• **Given instruction**
Whenever a line below holds the word "this", copy that line.

(Stored items from a collection)
*-*-*
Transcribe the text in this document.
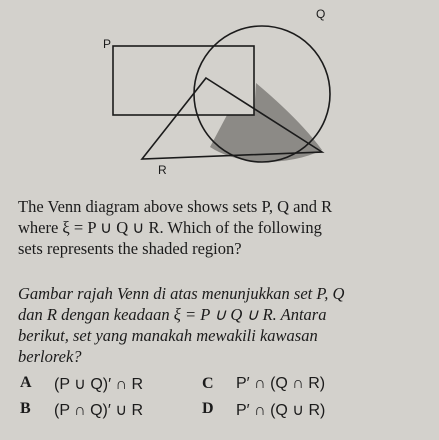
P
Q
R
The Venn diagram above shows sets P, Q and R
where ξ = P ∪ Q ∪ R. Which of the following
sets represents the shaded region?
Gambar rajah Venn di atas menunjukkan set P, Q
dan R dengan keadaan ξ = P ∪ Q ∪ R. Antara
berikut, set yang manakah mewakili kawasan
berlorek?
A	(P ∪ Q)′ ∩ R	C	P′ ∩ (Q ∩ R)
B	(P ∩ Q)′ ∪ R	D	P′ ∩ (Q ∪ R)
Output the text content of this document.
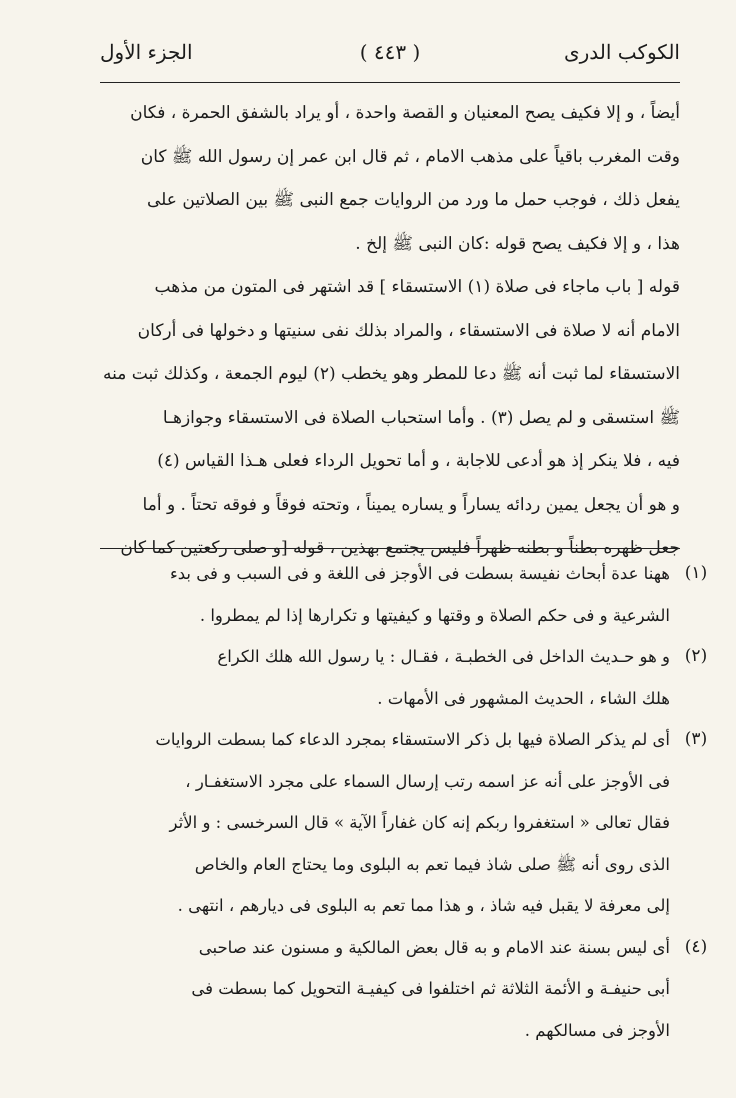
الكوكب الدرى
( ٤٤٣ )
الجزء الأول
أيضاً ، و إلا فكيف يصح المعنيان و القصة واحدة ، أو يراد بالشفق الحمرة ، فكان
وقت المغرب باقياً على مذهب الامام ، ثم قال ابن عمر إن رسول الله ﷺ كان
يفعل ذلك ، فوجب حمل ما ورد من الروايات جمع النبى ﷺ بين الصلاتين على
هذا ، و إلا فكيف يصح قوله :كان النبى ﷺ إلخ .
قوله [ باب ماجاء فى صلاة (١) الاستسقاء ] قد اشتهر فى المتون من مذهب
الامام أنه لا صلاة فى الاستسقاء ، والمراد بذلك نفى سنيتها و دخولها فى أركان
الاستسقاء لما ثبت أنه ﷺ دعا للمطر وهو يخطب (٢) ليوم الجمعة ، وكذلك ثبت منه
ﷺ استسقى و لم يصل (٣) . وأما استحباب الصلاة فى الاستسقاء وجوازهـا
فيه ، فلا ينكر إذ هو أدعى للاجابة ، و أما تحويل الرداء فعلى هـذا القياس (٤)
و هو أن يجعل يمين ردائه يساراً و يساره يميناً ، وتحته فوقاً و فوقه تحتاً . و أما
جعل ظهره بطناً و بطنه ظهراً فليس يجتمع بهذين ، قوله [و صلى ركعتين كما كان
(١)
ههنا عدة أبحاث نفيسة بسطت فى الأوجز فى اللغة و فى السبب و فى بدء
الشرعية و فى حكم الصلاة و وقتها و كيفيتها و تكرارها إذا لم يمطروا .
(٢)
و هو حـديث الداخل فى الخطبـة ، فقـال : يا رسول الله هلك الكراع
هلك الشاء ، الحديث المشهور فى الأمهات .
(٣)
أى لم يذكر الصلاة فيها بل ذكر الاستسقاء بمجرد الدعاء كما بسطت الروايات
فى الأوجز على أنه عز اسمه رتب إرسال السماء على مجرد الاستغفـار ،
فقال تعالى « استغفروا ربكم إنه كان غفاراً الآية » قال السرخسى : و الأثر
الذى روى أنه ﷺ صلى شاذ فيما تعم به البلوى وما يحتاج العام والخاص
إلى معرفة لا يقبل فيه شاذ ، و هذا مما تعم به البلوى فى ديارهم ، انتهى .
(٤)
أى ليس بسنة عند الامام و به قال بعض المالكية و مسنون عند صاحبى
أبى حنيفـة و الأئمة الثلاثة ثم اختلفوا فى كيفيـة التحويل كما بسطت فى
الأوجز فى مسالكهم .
*-*-*
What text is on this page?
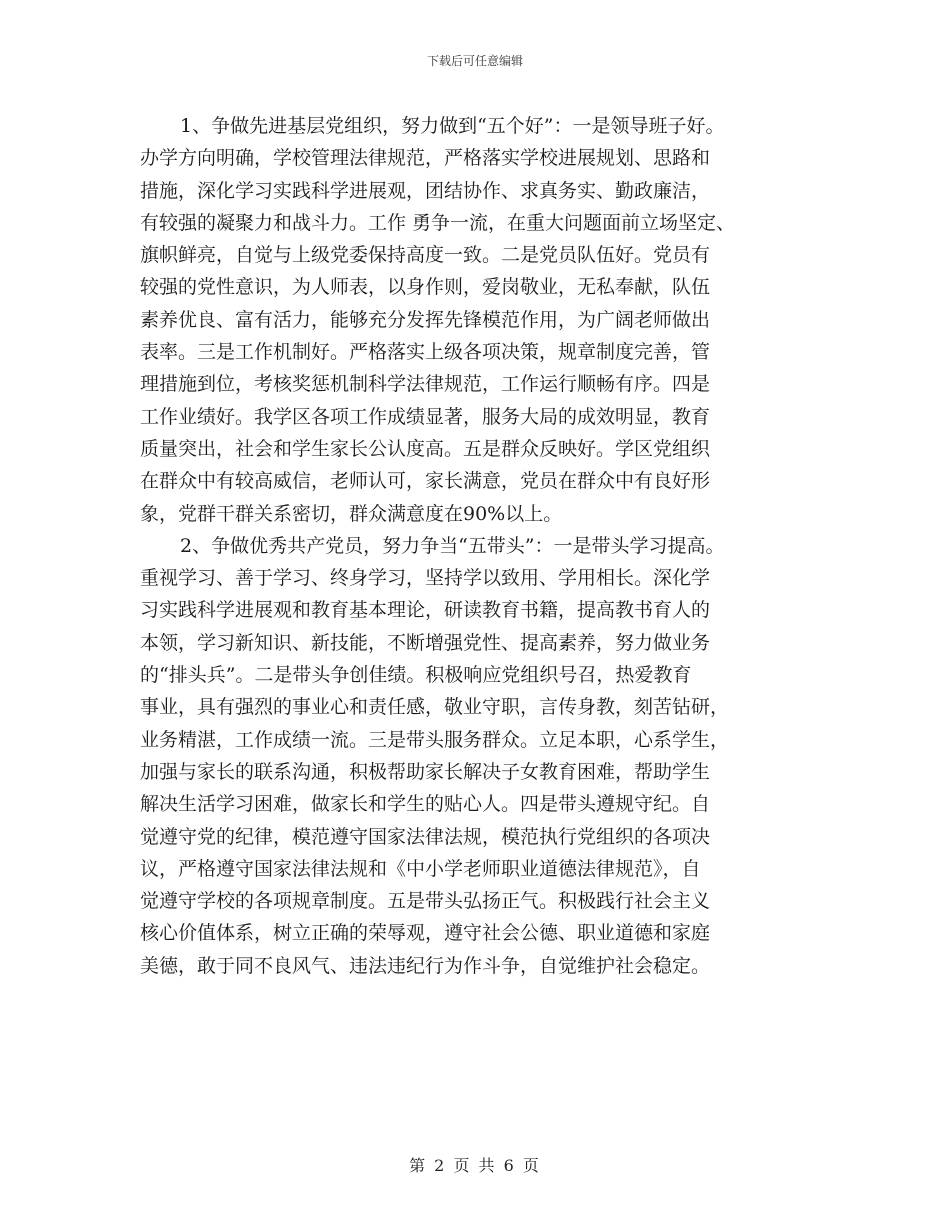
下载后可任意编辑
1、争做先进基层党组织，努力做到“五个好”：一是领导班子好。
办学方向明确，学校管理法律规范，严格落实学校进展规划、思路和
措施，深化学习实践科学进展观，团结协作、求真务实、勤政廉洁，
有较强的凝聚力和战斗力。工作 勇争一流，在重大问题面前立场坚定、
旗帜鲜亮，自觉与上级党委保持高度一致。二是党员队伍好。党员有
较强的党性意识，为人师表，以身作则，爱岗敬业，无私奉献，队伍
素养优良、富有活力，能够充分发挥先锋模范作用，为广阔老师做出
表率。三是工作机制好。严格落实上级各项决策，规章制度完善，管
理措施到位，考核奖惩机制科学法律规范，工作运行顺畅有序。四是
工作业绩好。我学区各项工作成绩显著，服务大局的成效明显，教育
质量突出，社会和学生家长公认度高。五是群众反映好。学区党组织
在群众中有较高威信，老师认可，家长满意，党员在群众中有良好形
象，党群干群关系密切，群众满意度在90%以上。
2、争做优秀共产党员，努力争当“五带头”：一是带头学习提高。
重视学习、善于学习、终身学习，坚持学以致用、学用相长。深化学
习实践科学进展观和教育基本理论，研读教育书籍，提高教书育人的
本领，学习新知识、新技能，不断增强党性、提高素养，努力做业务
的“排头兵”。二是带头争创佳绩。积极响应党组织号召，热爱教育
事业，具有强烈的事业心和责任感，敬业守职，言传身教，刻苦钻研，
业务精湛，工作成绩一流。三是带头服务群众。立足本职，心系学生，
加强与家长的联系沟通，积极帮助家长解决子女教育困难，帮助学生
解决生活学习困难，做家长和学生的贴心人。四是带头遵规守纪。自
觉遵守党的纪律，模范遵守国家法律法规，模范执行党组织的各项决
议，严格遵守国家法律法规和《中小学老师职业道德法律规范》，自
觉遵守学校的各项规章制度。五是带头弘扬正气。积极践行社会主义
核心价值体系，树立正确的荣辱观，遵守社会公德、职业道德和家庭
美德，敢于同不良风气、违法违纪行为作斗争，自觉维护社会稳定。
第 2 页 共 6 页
*-*-*
• **Answer to the task**
Transcribe the text in this document.
Output the text content of this document.
What text is on this page?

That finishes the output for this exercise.